Data entries

:::

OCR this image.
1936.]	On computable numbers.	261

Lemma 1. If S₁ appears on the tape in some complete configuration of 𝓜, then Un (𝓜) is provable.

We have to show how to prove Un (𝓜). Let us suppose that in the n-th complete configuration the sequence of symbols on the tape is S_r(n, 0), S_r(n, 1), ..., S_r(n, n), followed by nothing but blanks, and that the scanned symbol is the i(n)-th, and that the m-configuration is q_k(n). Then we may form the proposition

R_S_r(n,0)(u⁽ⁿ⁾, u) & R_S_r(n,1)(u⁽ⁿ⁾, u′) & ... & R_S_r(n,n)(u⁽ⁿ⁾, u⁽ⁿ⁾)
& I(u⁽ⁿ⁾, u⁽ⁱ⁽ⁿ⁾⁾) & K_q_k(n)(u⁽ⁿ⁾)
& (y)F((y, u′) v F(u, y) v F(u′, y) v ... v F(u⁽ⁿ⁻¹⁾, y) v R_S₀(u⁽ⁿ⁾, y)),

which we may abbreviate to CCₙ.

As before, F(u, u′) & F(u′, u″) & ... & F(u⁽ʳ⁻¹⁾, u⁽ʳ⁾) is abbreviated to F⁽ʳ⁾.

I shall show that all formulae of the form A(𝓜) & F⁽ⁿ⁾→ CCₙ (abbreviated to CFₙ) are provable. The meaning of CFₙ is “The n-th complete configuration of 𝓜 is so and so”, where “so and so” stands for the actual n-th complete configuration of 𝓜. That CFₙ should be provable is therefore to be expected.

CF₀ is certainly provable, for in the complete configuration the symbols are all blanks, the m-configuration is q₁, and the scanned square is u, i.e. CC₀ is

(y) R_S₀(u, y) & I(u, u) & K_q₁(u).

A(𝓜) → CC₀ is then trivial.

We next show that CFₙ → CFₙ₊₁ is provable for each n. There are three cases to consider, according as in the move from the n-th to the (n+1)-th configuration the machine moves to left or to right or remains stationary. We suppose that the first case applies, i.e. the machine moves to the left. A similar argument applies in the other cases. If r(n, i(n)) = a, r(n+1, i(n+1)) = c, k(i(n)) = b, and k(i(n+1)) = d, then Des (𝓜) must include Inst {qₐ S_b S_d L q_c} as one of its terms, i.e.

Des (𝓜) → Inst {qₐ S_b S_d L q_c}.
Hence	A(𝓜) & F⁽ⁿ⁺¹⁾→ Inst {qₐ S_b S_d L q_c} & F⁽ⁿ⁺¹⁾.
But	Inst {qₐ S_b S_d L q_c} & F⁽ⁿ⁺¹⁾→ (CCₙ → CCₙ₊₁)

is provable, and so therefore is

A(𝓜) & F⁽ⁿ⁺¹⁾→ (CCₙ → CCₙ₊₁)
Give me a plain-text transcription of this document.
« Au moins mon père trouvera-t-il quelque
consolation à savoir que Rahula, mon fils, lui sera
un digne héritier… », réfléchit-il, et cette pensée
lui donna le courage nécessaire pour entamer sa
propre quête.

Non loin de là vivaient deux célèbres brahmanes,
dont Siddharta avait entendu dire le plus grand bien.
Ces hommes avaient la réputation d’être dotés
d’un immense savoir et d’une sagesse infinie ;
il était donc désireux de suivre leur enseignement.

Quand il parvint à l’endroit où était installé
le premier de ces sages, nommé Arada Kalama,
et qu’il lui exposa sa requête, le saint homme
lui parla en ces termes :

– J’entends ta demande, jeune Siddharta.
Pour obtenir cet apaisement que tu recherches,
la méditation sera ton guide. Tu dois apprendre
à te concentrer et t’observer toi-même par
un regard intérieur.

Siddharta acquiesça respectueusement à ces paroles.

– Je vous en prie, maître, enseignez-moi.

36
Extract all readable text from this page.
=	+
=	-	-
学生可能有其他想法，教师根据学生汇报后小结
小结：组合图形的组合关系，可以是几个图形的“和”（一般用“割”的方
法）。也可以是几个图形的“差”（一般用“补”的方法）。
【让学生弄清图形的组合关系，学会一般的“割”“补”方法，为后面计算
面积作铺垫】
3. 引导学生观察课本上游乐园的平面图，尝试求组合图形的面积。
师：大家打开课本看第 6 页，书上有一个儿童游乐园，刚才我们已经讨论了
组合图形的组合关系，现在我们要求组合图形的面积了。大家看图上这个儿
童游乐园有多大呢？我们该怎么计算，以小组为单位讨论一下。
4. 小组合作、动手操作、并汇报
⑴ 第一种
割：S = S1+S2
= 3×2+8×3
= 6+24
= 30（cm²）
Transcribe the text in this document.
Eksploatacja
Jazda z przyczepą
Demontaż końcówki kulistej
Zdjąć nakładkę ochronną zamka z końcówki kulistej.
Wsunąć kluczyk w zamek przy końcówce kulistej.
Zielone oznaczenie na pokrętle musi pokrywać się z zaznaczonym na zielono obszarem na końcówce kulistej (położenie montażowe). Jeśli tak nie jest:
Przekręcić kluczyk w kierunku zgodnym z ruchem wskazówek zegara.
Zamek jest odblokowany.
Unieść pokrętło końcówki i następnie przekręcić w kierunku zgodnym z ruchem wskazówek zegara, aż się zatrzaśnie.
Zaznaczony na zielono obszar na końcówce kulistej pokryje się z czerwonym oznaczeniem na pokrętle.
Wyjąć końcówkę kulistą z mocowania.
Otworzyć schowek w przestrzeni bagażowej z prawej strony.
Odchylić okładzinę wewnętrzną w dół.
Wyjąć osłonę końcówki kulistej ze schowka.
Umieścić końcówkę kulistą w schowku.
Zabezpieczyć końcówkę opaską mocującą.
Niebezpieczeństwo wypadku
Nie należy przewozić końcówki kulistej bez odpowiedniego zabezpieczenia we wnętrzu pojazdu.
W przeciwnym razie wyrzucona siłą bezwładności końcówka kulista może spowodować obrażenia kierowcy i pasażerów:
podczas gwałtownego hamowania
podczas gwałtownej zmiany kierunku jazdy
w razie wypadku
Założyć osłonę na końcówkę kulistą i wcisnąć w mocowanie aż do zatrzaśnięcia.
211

:::

GIVEN INSTRUCTION
Isolate the lines that hold the word "this" and copy all of them.

FINISHED EXERCISE
OCR this image.
Give me a plain-text transcription of this document.
Extract all readable text from this page.
Transcribe the text in this document.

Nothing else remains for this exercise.